Go through the entries one line at a time, and gather every line that has the word "所谓伊人".

[Extracted records]

⟨

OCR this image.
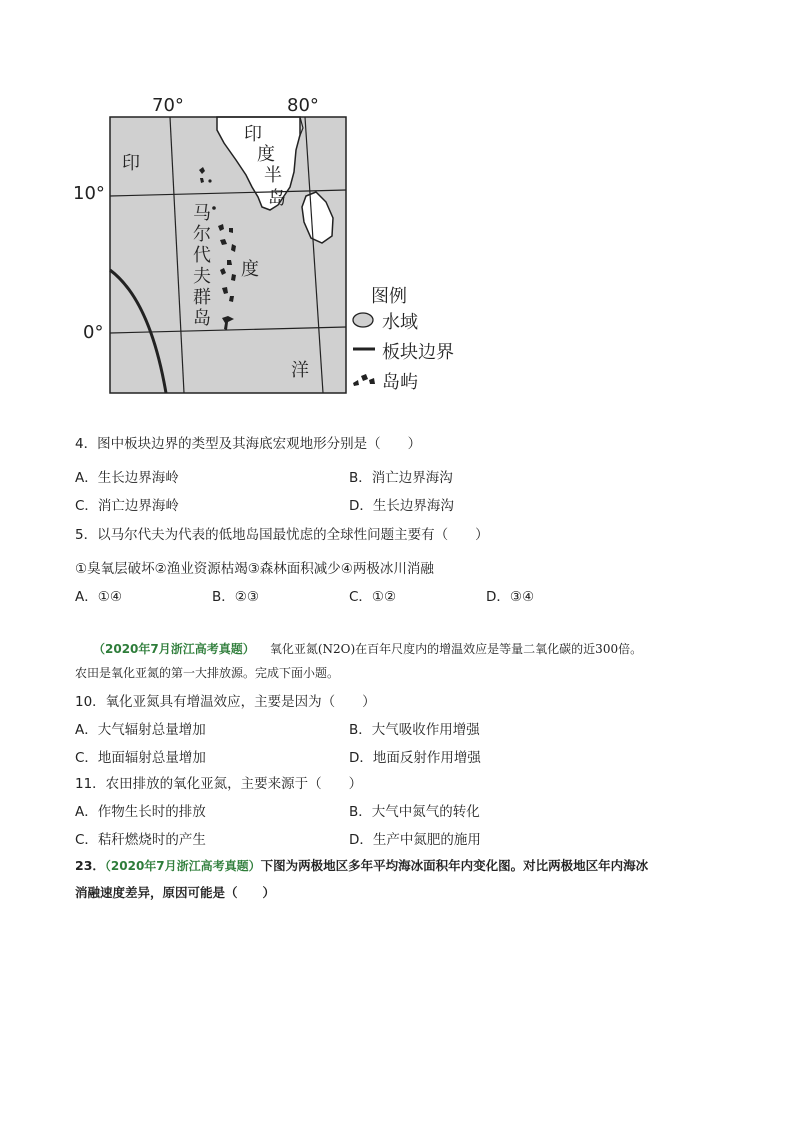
70°	80°
10°
0°
印
度
半
岛
印
度
洋
马尔代夫群岛
图例
水域
板块边界
岛屿
4．图中板块边界的类型及其海底宏观地形分别是（　　）
A．生长边界海岭	B．消亡边界海沟
C．消亡边界海岭	D．生长边界海沟
5．以马尔代夫为代表的低地岛国最忧虑的全球性问题主要有（　　）
①臭氧层破坏②渔业资源枯竭③森林面积减少④两极冰川消融
A．①④	B．②③	C．①②	D．③④
（2020年7月浙江高考真题） 氧化亚氮(N2O)在百年尺度内的增温效应是等量二氧化碳的近300倍。
农田是氧化亚氮的第一大排放源。完成下面小题。
10．氧化亚氮具有增温效应，主要是因为（　　）
A．大气辐射总量增加	B．大气吸收作用增强
C．地面辐射总量增加	D．地面反射作用增强
11．农田排放的氧化亚氮，主要来源于（　　）
A．作物生长时的排放	B．大气中氮气的转化
C．秸秆燃烧时的产生	D．生产中氮肥的施用
23．（2020年7月浙江高考真题）下图为两极地区多年平均海冰面积年内变化图。对比两极地区年内海冰
消融速度差异，原因可能是（　　）
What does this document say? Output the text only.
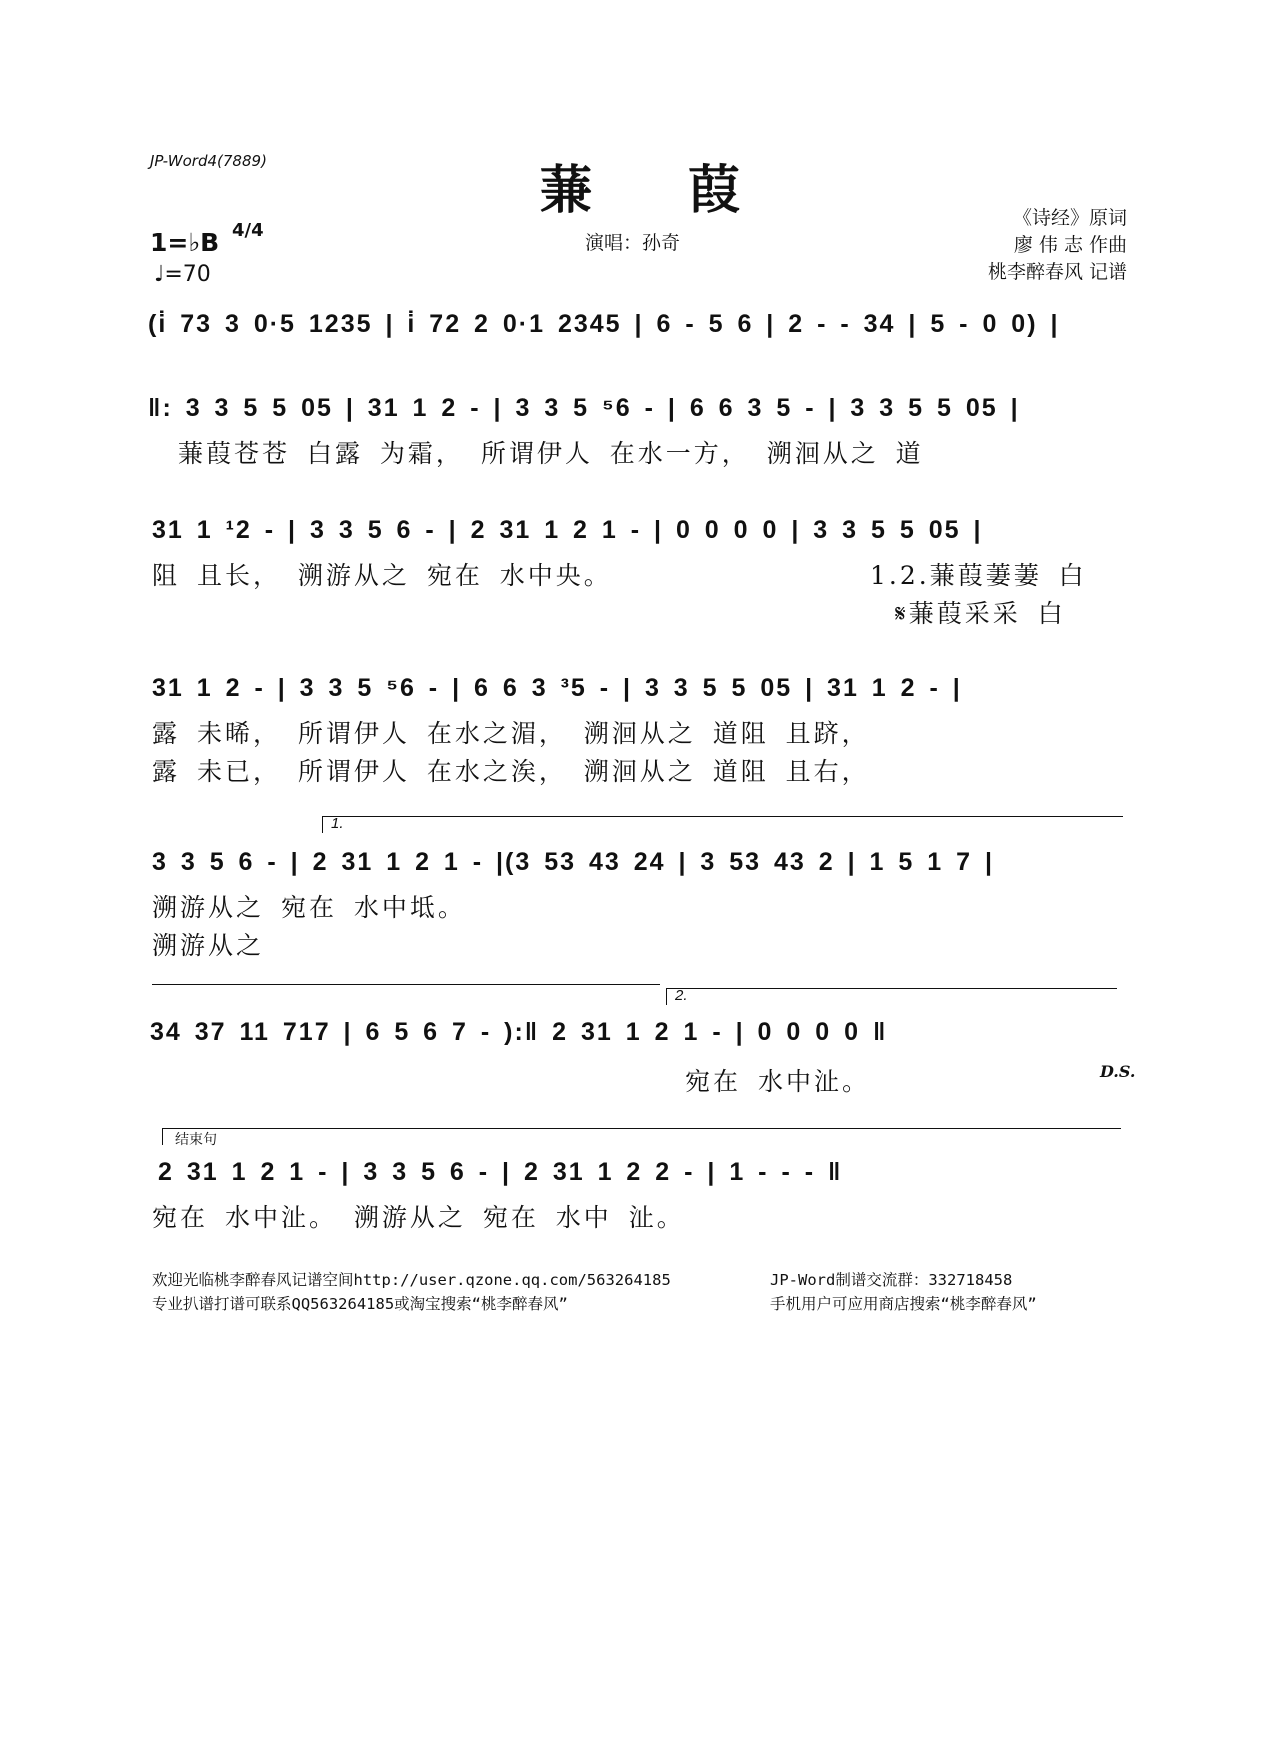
JP-Word4(7889)	蒹葭
演唱：孙奇
《诗经》原词
廖 伟 志 作曲
桃李醉春风 记谱
1=♭B 4/4
♩=70
(i̇ 73 3 0·5 1235 | i̇ 72 2 0·1 2345 | 6 - 5 6 | 2 - - 34 | 5 - 0 0) |
‖: 3 3 5 5 05 | 31 1 2 - | 3 3 5 ⁵6 - | 6 6 3 5 - | 3 3 5 5 05 |
蒹葭苍苍 白露 为霜， 所谓伊人 在水一方， 溯洄从之 道
31 1 ¹2 - | 3 3 5 6 - | 2 31 1 2 1 - | 0 0 0 0 | 3 3 5 5 05 |
阻 且长， 溯游从之 宛在 水中央。	1.2.蒹葭萋萋 白
𝄋蒹葭采采 白
31 1 2 - | 3 3 5 ⁵6 - | 6 6 3 ³5 - | 3 3 5 5 05 | 31 1 2 - |
露 未晞， 所谓伊人 在水之湄， 溯洄从之 道阻 且跻，
露 未已， 所谓伊人 在水之涘， 溯洄从之 道阻 且右，
1.
3 3 5 6 - | 2 31 1 2 1 - |(3 53 43 24 | 3 53 43 2 | 1 5 1 7 |
溯游从之 宛在 水中坻。
溯游从之
2.
34 37 11 717 | 6 5 6 7 - ):‖ 2 31 1 2 1 - | 0 0 0 0 ‖
宛在 水中沚。	D.S.
结束句
2 31 1 2 1 - | 3 3 5 6 - | 2 31 1 2 2 - | 1 - - - ‖
宛在 水中沚。 溯游从之 宛在 水中 沚。
欢迎光临桃李醉春风记谱空间http://user.qzone.qq.com/563264185	JP-Word制谱交流群：332718458
专业扒谱打谱可联系QQ563264185或淘宝搜索“桃李醉春风”	手机用户可应用商店搜索“桃李醉春风”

⟩

Task answer:
蒹葭苍苍 白露 为霜， 所谓伊人 在水一方， 溯洄从之 道
露 未晞， 所谓伊人 在水之湄， 溯洄从之 道阻 且跻，
露 未已， 所谓伊人 在水之涘， 溯洄从之 道阻 且右，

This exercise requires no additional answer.